━━━━━ RECORDS TO USE

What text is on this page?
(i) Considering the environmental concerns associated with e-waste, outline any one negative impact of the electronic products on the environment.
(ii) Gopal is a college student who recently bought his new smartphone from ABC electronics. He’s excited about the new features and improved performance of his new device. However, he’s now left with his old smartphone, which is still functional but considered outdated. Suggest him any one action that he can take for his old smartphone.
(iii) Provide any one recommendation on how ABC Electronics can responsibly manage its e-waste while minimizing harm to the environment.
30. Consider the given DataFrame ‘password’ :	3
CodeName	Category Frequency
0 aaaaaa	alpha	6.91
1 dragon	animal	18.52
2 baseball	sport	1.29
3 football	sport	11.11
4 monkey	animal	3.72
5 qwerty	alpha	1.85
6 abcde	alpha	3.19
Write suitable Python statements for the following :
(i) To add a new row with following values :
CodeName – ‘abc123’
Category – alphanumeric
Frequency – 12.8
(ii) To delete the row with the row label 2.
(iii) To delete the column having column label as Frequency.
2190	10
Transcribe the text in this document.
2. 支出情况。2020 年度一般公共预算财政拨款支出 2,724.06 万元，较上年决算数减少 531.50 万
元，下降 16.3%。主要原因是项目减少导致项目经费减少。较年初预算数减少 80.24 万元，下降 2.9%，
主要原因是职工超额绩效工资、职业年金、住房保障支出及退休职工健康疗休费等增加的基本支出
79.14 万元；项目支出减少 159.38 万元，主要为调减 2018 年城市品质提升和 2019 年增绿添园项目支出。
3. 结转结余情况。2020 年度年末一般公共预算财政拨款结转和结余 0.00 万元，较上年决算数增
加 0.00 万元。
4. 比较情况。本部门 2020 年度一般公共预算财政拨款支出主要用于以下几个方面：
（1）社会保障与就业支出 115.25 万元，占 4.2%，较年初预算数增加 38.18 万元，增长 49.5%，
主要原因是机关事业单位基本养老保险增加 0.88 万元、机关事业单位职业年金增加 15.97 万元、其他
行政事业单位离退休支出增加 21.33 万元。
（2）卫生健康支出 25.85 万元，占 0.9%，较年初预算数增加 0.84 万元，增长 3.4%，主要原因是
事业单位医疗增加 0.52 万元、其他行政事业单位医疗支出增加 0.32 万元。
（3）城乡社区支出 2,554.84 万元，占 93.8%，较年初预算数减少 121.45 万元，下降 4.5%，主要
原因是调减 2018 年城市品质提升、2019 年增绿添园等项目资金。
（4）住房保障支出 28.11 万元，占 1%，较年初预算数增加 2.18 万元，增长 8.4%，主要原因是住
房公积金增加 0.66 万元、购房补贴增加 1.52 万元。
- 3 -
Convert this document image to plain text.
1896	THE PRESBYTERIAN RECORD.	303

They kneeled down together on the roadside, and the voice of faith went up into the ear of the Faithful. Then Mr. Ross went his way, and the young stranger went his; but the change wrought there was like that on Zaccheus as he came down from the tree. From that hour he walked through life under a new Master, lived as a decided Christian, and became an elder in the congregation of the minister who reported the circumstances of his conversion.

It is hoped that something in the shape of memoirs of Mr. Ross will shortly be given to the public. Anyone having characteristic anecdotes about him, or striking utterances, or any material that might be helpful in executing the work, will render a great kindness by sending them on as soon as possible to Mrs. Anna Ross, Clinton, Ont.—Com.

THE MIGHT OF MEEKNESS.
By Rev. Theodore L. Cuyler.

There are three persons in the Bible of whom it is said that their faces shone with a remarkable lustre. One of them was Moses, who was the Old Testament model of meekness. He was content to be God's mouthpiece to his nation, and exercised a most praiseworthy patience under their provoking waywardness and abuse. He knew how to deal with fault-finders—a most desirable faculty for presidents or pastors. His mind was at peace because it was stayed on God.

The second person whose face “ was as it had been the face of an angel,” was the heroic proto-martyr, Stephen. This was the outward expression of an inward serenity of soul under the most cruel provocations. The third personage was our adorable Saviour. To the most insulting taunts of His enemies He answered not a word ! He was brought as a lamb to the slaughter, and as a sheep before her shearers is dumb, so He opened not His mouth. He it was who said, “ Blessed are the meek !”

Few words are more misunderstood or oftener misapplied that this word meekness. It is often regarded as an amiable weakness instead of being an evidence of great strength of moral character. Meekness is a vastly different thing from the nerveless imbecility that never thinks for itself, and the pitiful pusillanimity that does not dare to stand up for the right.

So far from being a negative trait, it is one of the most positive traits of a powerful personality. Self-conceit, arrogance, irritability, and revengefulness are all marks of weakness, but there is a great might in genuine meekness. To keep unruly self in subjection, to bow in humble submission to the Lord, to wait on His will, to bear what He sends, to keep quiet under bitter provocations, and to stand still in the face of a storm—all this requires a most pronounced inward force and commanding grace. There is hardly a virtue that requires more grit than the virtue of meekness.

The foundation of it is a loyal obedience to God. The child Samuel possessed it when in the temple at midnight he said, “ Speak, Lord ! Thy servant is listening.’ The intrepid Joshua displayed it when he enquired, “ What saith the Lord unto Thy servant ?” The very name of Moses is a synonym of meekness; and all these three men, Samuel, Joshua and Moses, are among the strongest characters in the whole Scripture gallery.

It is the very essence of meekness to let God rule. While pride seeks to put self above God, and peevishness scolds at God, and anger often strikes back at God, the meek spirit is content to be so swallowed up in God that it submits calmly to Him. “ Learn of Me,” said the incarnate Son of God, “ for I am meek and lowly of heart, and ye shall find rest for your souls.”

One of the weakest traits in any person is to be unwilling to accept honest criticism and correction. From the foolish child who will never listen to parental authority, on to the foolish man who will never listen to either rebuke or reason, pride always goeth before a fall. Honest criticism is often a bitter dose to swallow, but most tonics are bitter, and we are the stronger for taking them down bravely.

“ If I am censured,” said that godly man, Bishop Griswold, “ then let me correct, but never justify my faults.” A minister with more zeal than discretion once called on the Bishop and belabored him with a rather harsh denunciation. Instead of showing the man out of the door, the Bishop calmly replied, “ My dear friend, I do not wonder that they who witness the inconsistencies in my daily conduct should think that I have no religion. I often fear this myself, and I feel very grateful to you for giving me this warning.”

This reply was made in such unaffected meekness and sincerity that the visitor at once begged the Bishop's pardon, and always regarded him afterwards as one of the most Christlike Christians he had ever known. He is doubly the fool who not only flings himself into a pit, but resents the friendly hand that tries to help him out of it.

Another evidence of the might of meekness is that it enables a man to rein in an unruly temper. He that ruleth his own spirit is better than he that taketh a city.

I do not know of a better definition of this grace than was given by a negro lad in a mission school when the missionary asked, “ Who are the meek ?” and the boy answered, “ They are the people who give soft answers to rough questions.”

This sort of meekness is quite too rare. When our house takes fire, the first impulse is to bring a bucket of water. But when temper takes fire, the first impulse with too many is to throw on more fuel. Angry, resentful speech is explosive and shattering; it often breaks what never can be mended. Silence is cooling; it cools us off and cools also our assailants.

━━━━━━━━━━

**JOB:** Copy out all of the records above with nothing altered.

**TASK OUTPUT:**
What text is on this page?
(i) Considering the environmental concerns associated with e-waste, outline any one negative impact of the electronic products on the environment.
(ii) Gopal is a college student who recently bought his new smartphone from ABC electronics. He’s excited about the new features and improved performance of his new device. However, he’s now left with his old smartphone, which is still functional but considered outdated. Suggest him any one action that he can take for his old smartphone.
(iii) Provide any one recommendation on how ABC Electronics can responsibly manage its e-waste while minimizing harm to the environment.
30. Consider the given DataFrame ‘password’ :	3
CodeName	Category Frequency
0 aaaaaa	alpha	6.91
1 dragon	animal	18.52
2 baseball	sport	1.29
3 football	sport	11.11
4 monkey	animal	3.72
5 qwerty	alpha	1.85
6 abcde	alpha	3.19
Write suitable Python statements for the following :
(i) To add a new row with following values :
CodeName – ‘abc123’
Category – alphanumeric
Frequency – 12.8
(ii) To delete the row with the row label 2.
(iii) To delete the column having column label as Frequency.
2190	10
Transcribe the text in this document.
2. 支出情况。2020 年度一般公共预算财政拨款支出 2,724.06 万元，较上年决算数减少 531.50 万
元，下降 16.3%。主要原因是项目减少导致项目经费减少。较年初预算数减少 80.24 万元，下降 2.9%，
主要原因是职工超额绩效工资、职业年金、住房保障支出及退休职工健康疗休费等增加的基本支出
79.14 万元；项目支出减少 159.38 万元，主要为调减 2018 年城市品质提升和 2019 年增绿添园项目支出。
3. 结转结余情况。2020 年度年末一般公共预算财政拨款结转和结余 0.00 万元，较上年决算数增
加 0.00 万元。
4. 比较情况。本部门 2020 年度一般公共预算财政拨款支出主要用于以下几个方面：
（1）社会保障与就业支出 115.25 万元，占 4.2%，较年初预算数增加 38.18 万元，增长 49.5%，
主要原因是机关事业单位基本养老保险增加 0.88 万元、机关事业单位职业年金增加 15.97 万元、其他
行政事业单位离退休支出增加 21.33 万元。
（2）卫生健康支出 25.85 万元，占 0.9%，较年初预算数增加 0.84 万元，增长 3.4%，主要原因是
事业单位医疗增加 0.52 万元、其他行政事业单位医疗支出增加 0.32 万元。
（3）城乡社区支出 2,554.84 万元，占 93.8%，较年初预算数减少 121.45 万元，下降 4.5%，主要
原因是调减 2018 年城市品质提升、2019 年增绿添园等项目资金。
（4）住房保障支出 28.11 万元，占 1%，较年初预算数增加 2.18 万元，增长 8.4%，主要原因是住
房公积金增加 0.66 万元、购房补贴增加 1.52 万元。
- 3 -
Convert this document image to plain text.
1896	THE PRESBYTERIAN RECORD.	303

They kneeled down together on the roadside, and the voice of faith went up into the ear of the Faithful. Then Mr. Ross went his way, and the young stranger went his; but the change wrought there was like that on Zaccheus as he came down from the tree. From that hour he walked through life under a new Master, lived as a decided Christian, and became an elder in the congregation of the minister who reported the circumstances of his conversion.

It is hoped that something in the shape of memoirs of Mr. Ross will shortly be given to the public. Anyone having characteristic anecdotes about him, or striking utterances, or any material that might be helpful in executing the work, will render a great kindness by sending them on as soon as possible to Mrs. Anna Ross, Clinton, Ont.—Com.

THE MIGHT OF MEEKNESS.
By Rev. Theodore L. Cuyler.

There are three persons in the Bible of whom it is said that their faces shone with a remarkable lustre. One of them was Moses, who was the Old Testament model of meekness. He was content to be God's mouthpiece to his nation, and exercised a most praiseworthy patience under their provoking waywardness and abuse. He knew how to deal with fault-finders—a most desirable faculty for presidents or pastors. His mind was at peace because it was stayed on God.

The second person whose face “ was as it had been the face of an angel,” was the heroic proto-martyr, Stephen. This was the outward expression of an inward serenity of soul under the most cruel provocations. The third personage was our adorable Saviour. To the most insulting taunts of His enemies He answered not a word ! He was brought as a lamb to the slaughter, and as a sheep before her shearers is dumb, so He opened not His mouth. He it was who said, “ Blessed are the meek !”

Few words are more misunderstood or oftener misapplied that this word meekness. It is often regarded as an amiable weakness instead of being an evidence of great strength of moral character. Meekness is a vastly different thing from the nerveless imbecility that never thinks for itself, and the pitiful pusillanimity that does not dare to stand up for the right.

So far from being a negative trait, it is one of the most positive traits of a powerful personality. Self-conceit, arrogance, irritability, and revengefulness are all marks of weakness, but there is a great might in genuine meekness. To keep unruly self in subjection, to bow in humble submission to the Lord, to wait on His will, to bear what He sends, to keep quiet under bitter provocations, and to stand still in the face of a storm—all this requires a most pronounced inward force and commanding grace. There is hardly a virtue that requires more grit than the virtue of meekness.

The foundation of it is a loyal obedience to God. The child Samuel possessed it when in the temple at midnight he said, “ Speak, Lord ! Thy servant is listening.’ The intrepid Joshua displayed it when he enquired, “ What saith the Lord unto Thy servant ?” The very name of Moses is a synonym of meekness; and all these three men, Samuel, Joshua and Moses, are among the strongest characters in the whole Scripture gallery.

It is the very essence of meekness to let God rule. While pride seeks to put self above God, and peevishness scolds at God, and anger often strikes back at God, the meek spirit is content to be so swallowed up in God that it submits calmly to Him. “ Learn of Me,” said the incarnate Son of God, “ for I am meek and lowly of heart, and ye shall find rest for your souls.”

One of the weakest traits in any person is to be unwilling to accept honest criticism and correction. From the foolish child who will never listen to parental authority, on to the foolish man who will never listen to either rebuke or reason, pride always goeth before a fall. Honest criticism is often a bitter dose to swallow, but most tonics are bitter, and we are the stronger for taking them down bravely.

“ If I am censured,” said that godly man, Bishop Griswold, “ then let me correct, but never justify my faults.” A minister with more zeal than discretion once called on the Bishop and belabored him with a rather harsh denunciation. Instead of showing the man out of the door, the Bishop calmly replied, “ My dear friend, I do not wonder that they who witness the inconsistencies in my daily conduct should think that I have no religion. I often fear this myself, and I feel very grateful to you for giving me this warning.”

This reply was made in such unaffected meekness and sincerity that the visitor at once begged the Bishop's pardon, and always regarded him afterwards as one of the most Christlike Christians he had ever known. He is doubly the fool who not only flings himself into a pit, but resents the friendly hand that tries to help him out of it.

Another evidence of the might of meekness is that it enables a man to rein in an unruly temper. He that ruleth his own spirit is better than he that taketh a city.

I do not know of a better definition of this grace than was given by a negro lad in a mission school when the missionary asked, “ Who are the meek ?” and the boy answered, “ They are the people who give soft answers to rough questions.”

This sort of meekness is quite too rare. When our house takes fire, the first impulse is to bring a bucket of water. But when temper takes fire, the first impulse with too many is to throw on more fuel. Angry, resentful speech is explosive and shattering; it often breaks what never can be mended. Silence is cooling; it cools us off and cools also our assailants.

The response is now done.